• _DETALLE DE TAREA_: Reproduce de nuevo todas las líneas de los ítems, sin cambiar ni omitir nada.

##### ENTRADAS

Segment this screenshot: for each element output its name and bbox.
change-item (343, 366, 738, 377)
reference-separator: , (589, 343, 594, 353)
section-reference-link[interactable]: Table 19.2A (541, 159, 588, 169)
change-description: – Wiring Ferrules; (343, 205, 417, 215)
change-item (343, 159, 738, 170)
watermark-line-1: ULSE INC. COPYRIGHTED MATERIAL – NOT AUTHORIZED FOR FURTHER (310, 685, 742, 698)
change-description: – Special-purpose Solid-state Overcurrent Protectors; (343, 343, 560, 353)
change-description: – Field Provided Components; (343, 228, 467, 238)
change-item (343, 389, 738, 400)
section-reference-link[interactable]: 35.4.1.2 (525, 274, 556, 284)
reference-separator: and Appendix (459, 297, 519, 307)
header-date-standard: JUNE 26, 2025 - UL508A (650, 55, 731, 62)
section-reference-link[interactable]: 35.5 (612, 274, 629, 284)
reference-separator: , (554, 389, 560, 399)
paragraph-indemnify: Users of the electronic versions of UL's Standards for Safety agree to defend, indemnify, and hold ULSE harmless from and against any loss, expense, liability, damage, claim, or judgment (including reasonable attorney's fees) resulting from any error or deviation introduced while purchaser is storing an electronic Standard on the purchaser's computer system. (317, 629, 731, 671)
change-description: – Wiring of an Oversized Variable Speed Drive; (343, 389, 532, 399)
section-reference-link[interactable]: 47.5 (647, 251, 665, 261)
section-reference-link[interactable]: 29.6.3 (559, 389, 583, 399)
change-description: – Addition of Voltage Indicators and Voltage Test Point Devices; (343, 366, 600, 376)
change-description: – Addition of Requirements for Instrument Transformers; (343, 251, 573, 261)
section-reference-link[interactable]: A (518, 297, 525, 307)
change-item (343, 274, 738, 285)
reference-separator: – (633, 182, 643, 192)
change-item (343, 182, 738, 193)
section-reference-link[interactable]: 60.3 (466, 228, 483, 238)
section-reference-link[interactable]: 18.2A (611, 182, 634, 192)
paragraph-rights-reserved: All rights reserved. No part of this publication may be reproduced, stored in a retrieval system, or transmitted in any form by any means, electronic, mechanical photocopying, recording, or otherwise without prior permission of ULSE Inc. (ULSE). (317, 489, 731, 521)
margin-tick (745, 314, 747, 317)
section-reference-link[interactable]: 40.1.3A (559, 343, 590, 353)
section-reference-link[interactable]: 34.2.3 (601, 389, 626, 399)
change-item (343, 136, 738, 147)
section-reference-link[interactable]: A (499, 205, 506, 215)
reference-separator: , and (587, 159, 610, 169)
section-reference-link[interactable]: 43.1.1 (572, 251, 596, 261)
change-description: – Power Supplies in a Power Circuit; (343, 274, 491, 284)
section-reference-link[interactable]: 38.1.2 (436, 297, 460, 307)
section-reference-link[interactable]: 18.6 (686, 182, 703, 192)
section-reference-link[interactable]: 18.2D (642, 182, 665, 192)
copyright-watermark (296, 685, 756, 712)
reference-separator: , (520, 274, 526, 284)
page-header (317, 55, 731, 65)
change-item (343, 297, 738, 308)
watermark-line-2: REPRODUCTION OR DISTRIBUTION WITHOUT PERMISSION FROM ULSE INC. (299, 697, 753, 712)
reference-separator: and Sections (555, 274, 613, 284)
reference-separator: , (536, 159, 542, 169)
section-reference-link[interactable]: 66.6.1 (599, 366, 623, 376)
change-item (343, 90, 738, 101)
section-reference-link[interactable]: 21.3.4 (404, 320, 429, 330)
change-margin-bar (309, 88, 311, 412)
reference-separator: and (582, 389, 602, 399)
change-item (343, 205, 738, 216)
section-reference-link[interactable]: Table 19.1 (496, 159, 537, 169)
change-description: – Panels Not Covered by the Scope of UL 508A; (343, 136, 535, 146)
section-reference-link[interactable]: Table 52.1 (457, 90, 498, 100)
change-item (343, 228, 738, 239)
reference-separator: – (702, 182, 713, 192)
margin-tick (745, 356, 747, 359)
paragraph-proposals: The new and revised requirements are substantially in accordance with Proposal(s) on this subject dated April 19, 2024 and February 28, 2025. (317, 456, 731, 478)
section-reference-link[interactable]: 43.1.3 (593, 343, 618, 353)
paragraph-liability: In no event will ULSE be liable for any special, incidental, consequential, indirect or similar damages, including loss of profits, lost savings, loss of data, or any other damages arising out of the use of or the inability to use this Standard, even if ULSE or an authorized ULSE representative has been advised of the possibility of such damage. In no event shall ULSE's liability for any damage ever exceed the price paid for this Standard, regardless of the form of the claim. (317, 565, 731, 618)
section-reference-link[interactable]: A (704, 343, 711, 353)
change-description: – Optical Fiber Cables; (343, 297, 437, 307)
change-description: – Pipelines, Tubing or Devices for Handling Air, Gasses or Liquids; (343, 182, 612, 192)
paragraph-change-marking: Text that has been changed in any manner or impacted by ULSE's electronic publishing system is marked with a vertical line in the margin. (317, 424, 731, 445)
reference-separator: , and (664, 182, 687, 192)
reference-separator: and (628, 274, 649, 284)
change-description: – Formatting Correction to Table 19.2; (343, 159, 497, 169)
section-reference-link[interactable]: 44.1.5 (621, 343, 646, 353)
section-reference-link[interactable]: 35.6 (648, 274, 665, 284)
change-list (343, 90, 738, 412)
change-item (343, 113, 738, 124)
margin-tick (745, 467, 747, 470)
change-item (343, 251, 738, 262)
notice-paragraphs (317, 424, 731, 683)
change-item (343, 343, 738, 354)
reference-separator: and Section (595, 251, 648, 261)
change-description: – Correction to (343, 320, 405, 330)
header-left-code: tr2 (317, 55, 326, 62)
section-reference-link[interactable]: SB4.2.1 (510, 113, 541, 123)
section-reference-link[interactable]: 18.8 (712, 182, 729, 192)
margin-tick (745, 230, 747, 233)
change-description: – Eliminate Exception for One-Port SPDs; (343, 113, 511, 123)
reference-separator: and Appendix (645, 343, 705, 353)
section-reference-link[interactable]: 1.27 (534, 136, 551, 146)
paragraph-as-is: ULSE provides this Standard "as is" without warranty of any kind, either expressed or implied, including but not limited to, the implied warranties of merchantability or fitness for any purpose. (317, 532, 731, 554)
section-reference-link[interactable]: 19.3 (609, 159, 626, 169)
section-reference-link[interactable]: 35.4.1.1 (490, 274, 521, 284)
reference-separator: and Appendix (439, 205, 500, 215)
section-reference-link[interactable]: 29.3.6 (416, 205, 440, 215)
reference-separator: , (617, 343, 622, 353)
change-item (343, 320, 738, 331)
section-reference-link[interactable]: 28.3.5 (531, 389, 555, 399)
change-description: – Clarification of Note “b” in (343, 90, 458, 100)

##########

• _RESULTADO FINAL_:
Segment this screenshot: for each element output its name and bbox.
change-item (343, 366, 738, 377)
reference-separator: , (589, 343, 594, 353)
section-reference-link[interactable]: Table 19.2A (541, 159, 588, 169)
change-description: – Wiring Ferrules; (343, 205, 417, 215)
change-item (343, 159, 738, 170)
watermark-line-1: ULSE INC. COPYRIGHTED MATERIAL – NOT AUTHORIZED FOR FURTHER (310, 685, 742, 698)
change-description: – Special-purpose Solid-state Overcurrent Protectors; (343, 343, 560, 353)
change-description: – Field Provided Components; (343, 228, 467, 238)
change-item (343, 389, 738, 400)
section-reference-link[interactable]: 35.4.1.2 (525, 274, 556, 284)
reference-separator: and Appendix (459, 297, 519, 307)
header-date-standard: JUNE 26, 2025 - UL508A (650, 55, 731, 62)
section-reference-link[interactable]: 35.5 (612, 274, 629, 284)
reference-separator: , (554, 389, 560, 399)
paragraph-indemnify: Users of the electronic versions of UL's Standards for Safety agree to defend, indemnify, and hold ULSE harmless from and against any loss, expense, liability, damage, claim, or judgment (including reasonable attorney's fees) resulting from any error or deviation introduced while purchaser is storing an electronic Standard on the purchaser's computer system. (317, 629, 731, 671)
change-description: – Wiring of an Oversized Variable Speed Drive; (343, 389, 532, 399)
section-reference-link[interactable]: 47.5 (647, 251, 665, 261)
section-reference-link[interactable]: 29.6.3 (559, 389, 583, 399)
change-description: – Addition of Voltage Indicators and Voltage Test Point Devices; (343, 366, 600, 376)
change-description: – Addition of Requirements for Instrument Transformers; (343, 251, 573, 261)
section-reference-link[interactable]: A (518, 297, 525, 307)
change-item (343, 274, 738, 285)
reference-separator: – (633, 182, 643, 192)
change-item (343, 182, 738, 193)
section-reference-link[interactable]: 60.3 (466, 228, 483, 238)
section-reference-link[interactable]: 18.2A (611, 182, 634, 192)
paragraph-rights-reserved: All rights reserved. No part of this publication may be reproduced, stored in a retrieval system, or transmitted in any form by any means, electronic, mechanical photocopying, recording, or otherwise without prior permission of ULSE Inc. (ULSE). (317, 489, 731, 521)
margin-tick (745, 314, 747, 317)
section-reference-link[interactable]: 40.1.3A (559, 343, 590, 353)
section-reference-link[interactable]: 34.2.3 (601, 389, 626, 399)
change-item (343, 136, 738, 147)
section-reference-link[interactable]: A (499, 205, 506, 215)
reference-separator: , and (587, 159, 610, 169)
section-reference-link[interactable]: 43.1.1 (572, 251, 596, 261)
change-description: – Power Supplies in a Power Circuit; (343, 274, 491, 284)
section-reference-link[interactable]: 38.1.2 (436, 297, 460, 307)
section-reference-link[interactable]: 18.6 (686, 182, 703, 192)
section-reference-link[interactable]: 18.2D (642, 182, 665, 192)
copyright-watermark (296, 685, 756, 712)
reference-separator: , (520, 274, 526, 284)
page-header (317, 55, 731, 65)
change-item (343, 297, 738, 308)
watermark-line-2: REPRODUCTION OR DISTRIBUTION WITHOUT PERMISSION FROM ULSE INC. (299, 697, 753, 712)
reference-separator: and Sections (555, 274, 613, 284)
reference-separator: , (536, 159, 542, 169)
section-reference-link[interactable]: 66.6.1 (599, 366, 623, 376)
change-item (343, 90, 738, 101)
section-reference-link[interactable]: 21.3.4 (404, 320, 429, 330)
change-margin-bar (309, 88, 311, 412)
reference-separator: and (582, 389, 602, 399)
change-item (343, 205, 738, 216)
section-reference-link[interactable]: Table 19.1 (496, 159, 537, 169)
change-description: – Panels Not Covered by the Scope of UL 508A; (343, 136, 535, 146)
section-reference-link[interactable]: Table 52.1 (457, 90, 498, 100)
change-item (343, 228, 738, 239)
reference-separator: – (702, 182, 713, 192)
margin-tick (745, 356, 747, 359)
paragraph-proposals: The new and revised requirements are substantially in accordance with Proposal(s) on this subject dated April 19, 2024 and February 28, 2025. (317, 456, 731, 478)
section-reference-link[interactable]: 43.1.3 (593, 343, 618, 353)
paragraph-liability: In no event will ULSE be liable for any special, incidental, consequential, indirect or similar damages, including loss of profits, lost savings, loss of data, or any other damages arising out of the use of or the inability to use this Standard, even if ULSE or an authorized ULSE representative has been advised of the possibility of such damage. In no event shall ULSE's liability for any damage ever exceed the price paid for this Standard, regardless of the form of the claim. (317, 565, 731, 618)
section-reference-link[interactable]: A (704, 343, 711, 353)
change-description: – Optical Fiber Cables; (343, 297, 437, 307)
change-description: – Pipelines, Tubing or Devices for Handling Air, Gasses or Liquids; (343, 182, 612, 192)
paragraph-change-marking: Text that has been changed in any manner or impacted by ULSE's electronic publishing system is marked with a vertical line in the margin. (317, 424, 731, 445)
reference-separator: , and (664, 182, 687, 192)
reference-separator: and (628, 274, 649, 284)
change-description: – Formatting Correction to Table 19.2; (343, 159, 497, 169)
section-reference-link[interactable]: 44.1.5 (621, 343, 646, 353)
section-reference-link[interactable]: 35.6 (648, 274, 665, 284)
change-list (343, 90, 738, 412)
change-item (343, 113, 738, 124)
margin-tick (745, 467, 747, 470)
change-item (343, 251, 738, 262)
notice-paragraphs (317, 424, 731, 683)
change-item (343, 343, 738, 354)
reference-separator: and Section (595, 251, 648, 261)
change-description: – Correction to (343, 320, 405, 330)
header-left-code: tr2 (317, 55, 326, 62)
section-reference-link[interactable]: SB4.2.1 (510, 113, 541, 123)
section-reference-link[interactable]: 18.8 (712, 182, 729, 192)
margin-tick (745, 230, 747, 233)
change-description: – Eliminate Exception for One-Port SPDs; (343, 113, 511, 123)
reference-separator: and Appendix (645, 343, 705, 353)
section-reference-link[interactable]: 1.27 (534, 136, 551, 146)
paragraph-as-is: ULSE provides this Standard "as is" without warranty of any kind, either expressed or implied, including but not limited to, the implied warranties of merchantability or fitness for any purpose. (317, 532, 731, 554)
section-reference-link[interactable]: 19.3 (609, 159, 626, 169)
section-reference-link[interactable]: 35.4.1.1 (490, 274, 521, 284)
reference-separator: and Appendix (439, 205, 500, 215)
section-reference-link[interactable]: 29.3.6 (416, 205, 440, 215)
reference-separator: , (617, 343, 622, 353)
change-item (343, 320, 738, 331)
section-reference-link[interactable]: 28.3.5 (531, 389, 555, 399)
change-description: – Clarification of Note “b” in (343, 90, 458, 100)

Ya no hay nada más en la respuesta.